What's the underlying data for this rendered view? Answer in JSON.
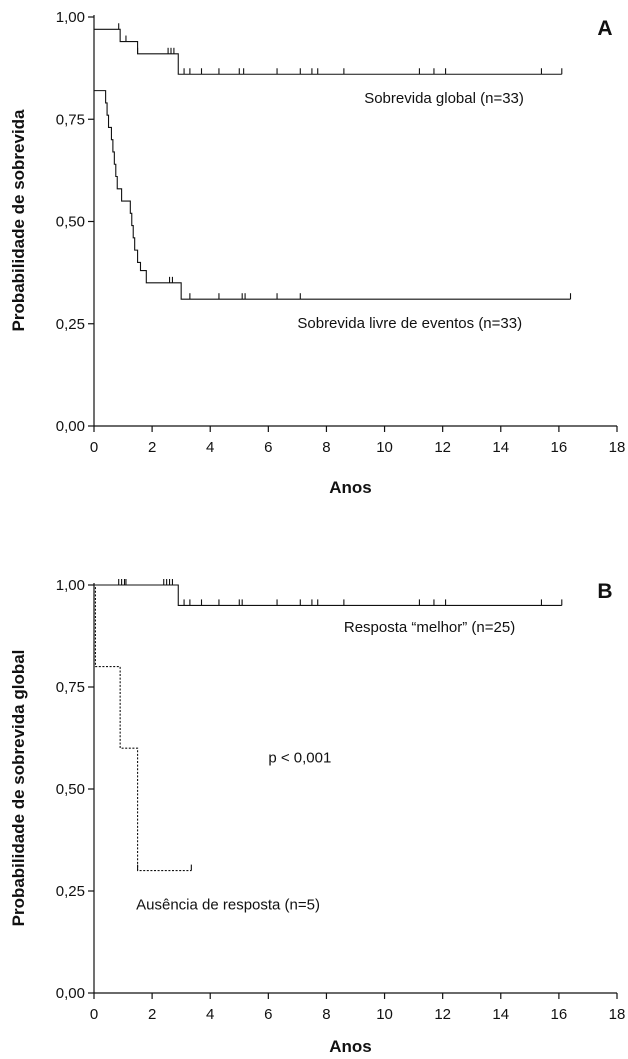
{
  "chart_data": [
    {
      "type": "line",
      "panel_label": "A",
      "xlabel": "Anos",
      "ylabel": "Probabilidade de sobrevida",
      "xlim": [
        0,
        18
      ],
      "ylim": [
        0,
        1
      ],
      "x_ticks": [
        0,
        2,
        4,
        6,
        8,
        10,
        12,
        14,
        16,
        18
      ],
      "y_ticks": [
        0,
        0.25,
        0.5,
        0.75,
        1
      ],
      "y_tick_labels": [
        "0,00",
        "0,25",
        "0,50",
        "0,75",
        "1,00"
      ],
      "grid": false,
      "legend": "none",
      "series": [
        {
          "name": "Sobrevida global (n=33)",
          "label_at": [
            9.3,
            0.79
          ],
          "line_style": "solid",
          "steps": [
            [
              0,
              0.97
            ],
            [
              0.9,
              0.94
            ],
            [
              1.5,
              0.91
            ],
            [
              2.9,
              0.86
            ],
            [
              16.1,
              0.86
            ]
          ],
          "censored": [
            0.85,
            1.1,
            1.5,
            2.55,
            2.65,
            2.75,
            3.1,
            3.3,
            3.7,
            4.3,
            5.0,
            5.15,
            6.3,
            7.1,
            7.5,
            7.7,
            8.6,
            11.2,
            11.7,
            12.1,
            15.4,
            16.1
          ]
        },
        {
          "name": "Sobrevida livre de eventos (n=33)",
          "label_at": [
            7.0,
            0.24
          ],
          "line_style": "solid",
          "steps": [
            [
              0,
              0.82
            ],
            [
              0.4,
              0.79
            ],
            [
              0.45,
              0.76
            ],
            [
              0.5,
              0.73
            ],
            [
              0.6,
              0.7
            ],
            [
              0.65,
              0.67
            ],
            [
              0.7,
              0.64
            ],
            [
              0.75,
              0.61
            ],
            [
              0.8,
              0.58
            ],
            [
              0.95,
              0.55
            ],
            [
              1.25,
              0.52
            ],
            [
              1.3,
              0.49
            ],
            [
              1.35,
              0.46
            ],
            [
              1.4,
              0.43
            ],
            [
              1.5,
              0.4
            ],
            [
              1.6,
              0.38
            ],
            [
              1.8,
              0.35
            ],
            [
              3.0,
              0.31
            ],
            [
              16.4,
              0.31
            ]
          ],
          "censored": [
            2.6,
            2.7,
            3.3,
            4.3,
            5.1,
            5.2,
            6.3,
            7.1,
            16.4
          ]
        }
      ]
    },
    {
      "type": "line",
      "panel_label": "B",
      "xlabel": "Anos",
      "ylabel": "Probabilidade de sobrevida global",
      "xlim": [
        0,
        18
      ],
      "ylim": [
        0,
        1
      ],
      "x_ticks": [
        0,
        2,
        4,
        6,
        8,
        10,
        12,
        14,
        16,
        18
      ],
      "y_ticks": [
        0,
        0.25,
        0.5,
        0.75,
        1
      ],
      "y_tick_labels": [
        "0,00",
        "0,25",
        "0,50",
        "0,75",
        "1,00"
      ],
      "grid": false,
      "legend": "none",
      "annotation": {
        "text": "p < 0,001",
        "at": [
          6.0,
          0.565
        ]
      },
      "series": [
        {
          "name": "Resposta “melhor” (n=25)",
          "label_at": [
            8.6,
            0.885
          ],
          "line_style": "solid",
          "steps": [
            [
              0,
              1.0
            ],
            [
              2.9,
              0.95
            ],
            [
              16.1,
              0.95
            ]
          ],
          "censored": [
            0.85,
            0.95,
            1.05,
            1.1,
            2.4,
            2.5,
            2.6,
            2.7,
            3.1,
            3.3,
            3.7,
            4.3,
            5.0,
            5.1,
            6.3,
            7.1,
            7.5,
            7.7,
            8.6,
            11.2,
            11.7,
            12.1,
            15.4,
            16.1
          ]
        },
        {
          "name": "Ausência de resposta (n=5)",
          "label_at": [
            1.45,
            0.205
          ],
          "line_style": "dotted",
          "steps": [
            [
              0,
              1.0
            ],
            [
              0.05,
              0.8
            ],
            [
              0.9,
              0.6
            ],
            [
              1.5,
              0.3
            ],
            [
              3.35,
              0.3
            ]
          ],
          "censored": [
            1.5,
            3.35
          ]
        }
      ]
    }
  ]
}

****

What is required: Transcribe the listing in full and omit the pictures.

Written answer:
What's the underlying data for this rendered view? Answer in JSON.
{
  "chart_data": [
    {
      "type": "line",
      "panel_label": "A",
      "xlabel": "Anos",
      "ylabel": "Probabilidade de sobrevida",
      "xlim": [
        0,
        18
      ],
      "ylim": [
        0,
        1
      ],
      "x_ticks": [
        0,
        2,
        4,
        6,
        8,
        10,
        12,
        14,
        16,
        18
      ],
      "y_ticks": [
        0,
        0.25,
        0.5,
        0.75,
        1
      ],
      "y_tick_labels": [
        "0,00",
        "0,25",
        "0,50",
        "0,75",
        "1,00"
      ],
      "grid": false,
      "legend": "none",
      "series": [
        {
          "name": "Sobrevida global (n=33)",
          "label_at": [
            9.3,
            0.79
          ],
          "line_style": "solid",
          "steps": [
            [
              0,
              0.97
            ],
            [
              0.9,
              0.94
            ],
            [
              1.5,
              0.91
            ],
            [
              2.9,
              0.86
            ],
            [
              16.1,
              0.86
            ]
          ],
          "censored": [
            0.85,
            1.1,
            1.5,
            2.55,
            2.65,
            2.75,
            3.1,
            3.3,
            3.7,
            4.3,
            5.0,
            5.15,
            6.3,
            7.1,
            7.5,
            7.7,
            8.6,
            11.2,
            11.7,
            12.1,
            15.4,
            16.1
          ]
        },
        {
          "name": "Sobrevida livre de eventos (n=33)",
          "label_at": [
            7.0,
            0.24
          ],
          "line_style": "solid",
          "steps": [
            [
              0,
              0.82
            ],
            [
              0.4,
              0.79
            ],
            [
              0.45,
              0.76
            ],
            [
              0.5,
              0.73
            ],
            [
              0.6,
              0.7
            ],
            [
              0.65,
              0.67
            ],
            [
              0.7,
              0.64
            ],
            [
              0.75,
              0.61
            ],
            [
              0.8,
              0.58
            ],
            [
              0.95,
              0.55
            ],
            [
              1.25,
              0.52
            ],
            [
              1.3,
              0.49
            ],
            [
              1.35,
              0.46
            ],
            [
              1.4,
              0.43
            ],
            [
              1.5,
              0.4
            ],
            [
              1.6,
              0.38
            ],
            [
              1.8,
              0.35
            ],
            [
              3.0,
              0.31
            ],
            [
              16.4,
              0.31
            ]
          ],
          "censored": [
            2.6,
            2.7,
            3.3,
            4.3,
            5.1,
            5.2,
            6.3,
            7.1,
            16.4
          ]
        }
      ]
    },
    {
      "type": "line",
      "panel_label": "B",
      "xlabel": "Anos",
      "ylabel": "Probabilidade de sobrevida global",
      "xlim": [
        0,
        18
      ],
      "ylim": [
        0,
        1
      ],
      "x_ticks": [
        0,
        2,
        4,
        6,
        8,
        10,
        12,
        14,
        16,
        18
      ],
      "y_ticks": [
        0,
        0.25,
        0.5,
        0.75,
        1
      ],
      "y_tick_labels": [
        "0,00",
        "0,25",
        "0,50",
        "0,75",
        "1,00"
      ],
      "grid": false,
      "legend": "none",
      "annotation": {
        "text": "p < 0,001",
        "at": [
          6.0,
          0.565
        ]
      },
      "series": [
        {
          "name": "Resposta “melhor” (n=25)",
          "label_at": [
            8.6,
            0.885
          ],
          "line_style": "solid",
          "steps": [
            [
              0,
              1.0
            ],
            [
              2.9,
              0.95
            ],
            [
              16.1,
              0.95
            ]
          ],
          "censored": [
            0.85,
            0.95,
            1.05,
            1.1,
            2.4,
            2.5,
            2.6,
            2.7,
            3.1,
            3.3,
            3.7,
            4.3,
            5.0,
            5.1,
            6.3,
            7.1,
            7.5,
            7.7,
            8.6,
            11.2,
            11.7,
            12.1,
            15.4,
            16.1
          ]
        },
        {
          "name": "Ausência de resposta (n=5)",
          "label_at": [
            1.45,
            0.205
          ],
          "line_style": "dotted",
          "steps": [
            [
              0,
              1.0
            ],
            [
              0.05,
              0.8
            ],
            [
              0.9,
              0.6
            ],
            [
              1.5,
              0.3
            ],
            [
              3.35,
              0.3
            ]
          ],
          "censored": [
            1.5,
            3.35
          ]
        }
      ]
    }
  ]
}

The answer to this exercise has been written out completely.